(The problem) Gather all lines in the records below that include the word "topics".
------ Items ------
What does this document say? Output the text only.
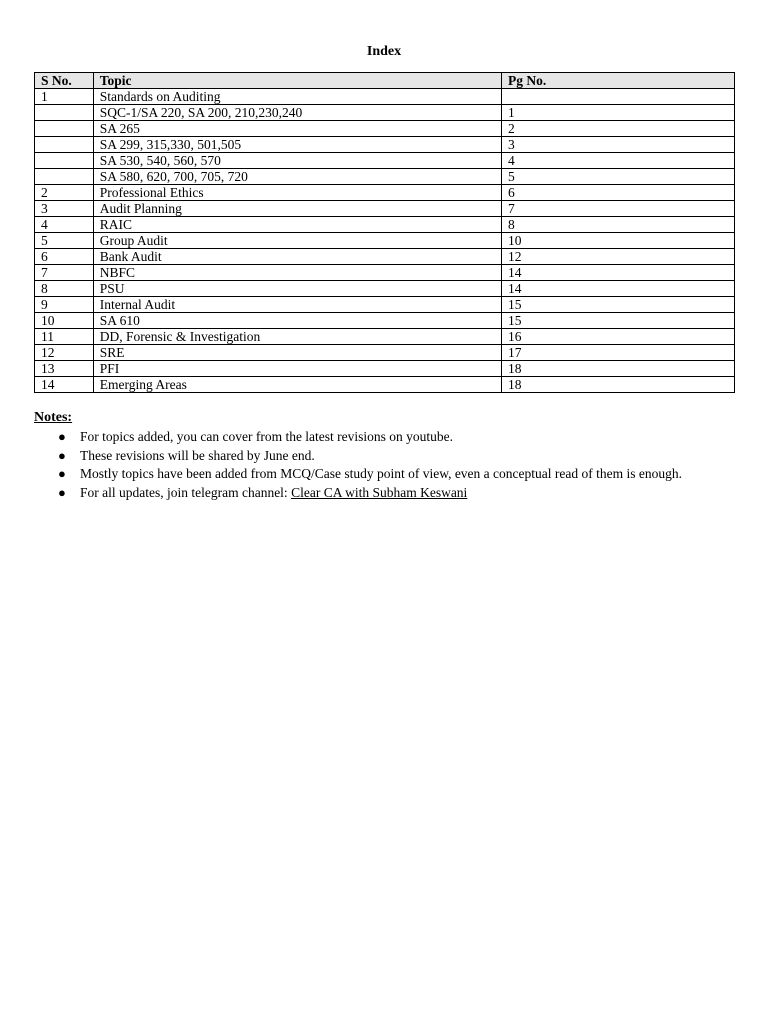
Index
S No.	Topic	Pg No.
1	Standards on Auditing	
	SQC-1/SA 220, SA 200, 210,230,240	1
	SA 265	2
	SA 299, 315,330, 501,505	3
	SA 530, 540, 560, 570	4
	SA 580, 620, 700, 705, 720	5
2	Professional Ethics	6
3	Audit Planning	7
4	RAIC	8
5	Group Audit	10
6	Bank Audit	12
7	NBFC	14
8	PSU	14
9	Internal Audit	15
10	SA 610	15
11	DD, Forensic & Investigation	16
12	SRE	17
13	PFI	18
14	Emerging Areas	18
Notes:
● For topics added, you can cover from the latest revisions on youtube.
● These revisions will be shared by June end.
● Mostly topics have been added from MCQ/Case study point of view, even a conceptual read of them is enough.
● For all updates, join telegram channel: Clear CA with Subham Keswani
------
(Expected answer)
● For topics added, you can cover from the latest revisions on youtube.
● Mostly topics have been added from MCQ/Case study point of view, even a conceptual read of them is enough.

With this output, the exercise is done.